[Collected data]

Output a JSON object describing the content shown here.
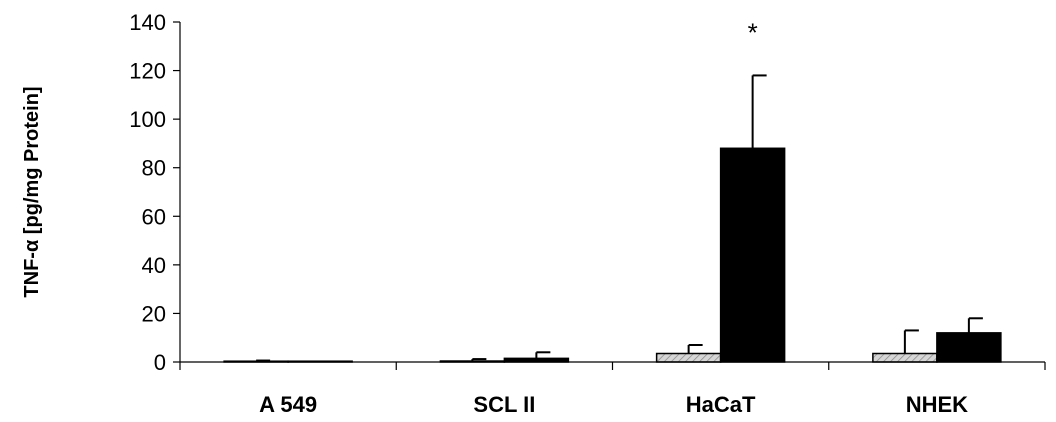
{
  "chart_data": {
    "type": "bar",
    "title": "",
    "xlabel": "",
    "ylabel": "TNF-α [pg/mg Protein]",
    "ylim": [
      0,
      140
    ],
    "yticks": [
      0,
      20,
      40,
      60,
      80,
      100,
      120,
      140
    ],
    "ytick_labels": [
      "0",
      "20",
      "40",
      "60",
      "80",
      "100",
      "120",
      "140"
    ],
    "categories": [
      "A 549",
      "SCL II",
      "HaCaT",
      "NHEK"
    ],
    "series": [
      {
        "fill": "hatched-light-gray",
        "color": "#c8c8c8",
        "values": [
          0.3,
          0.4,
          3.5,
          3.5
        ],
        "errors": [
          0.3,
          0.8,
          3.5,
          9.5
        ]
      },
      {
        "fill": "solid-black",
        "color": "#000000",
        "values": [
          0.1,
          1.5,
          88,
          12
        ],
        "errors": [
          0.1,
          2.5,
          30,
          6
        ]
      }
    ],
    "annotations": [
      {
        "category": "HaCaT",
        "series_index": 1,
        "text": "*"
      }
    ],
    "grid": false,
    "legend": "none"
  }
}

◆ Your task
Find each line in the records holding the string "fill" and show it.

◆ Answer to this problem
        "fill": "hatched-light-gray",
        "fill": "solid-black",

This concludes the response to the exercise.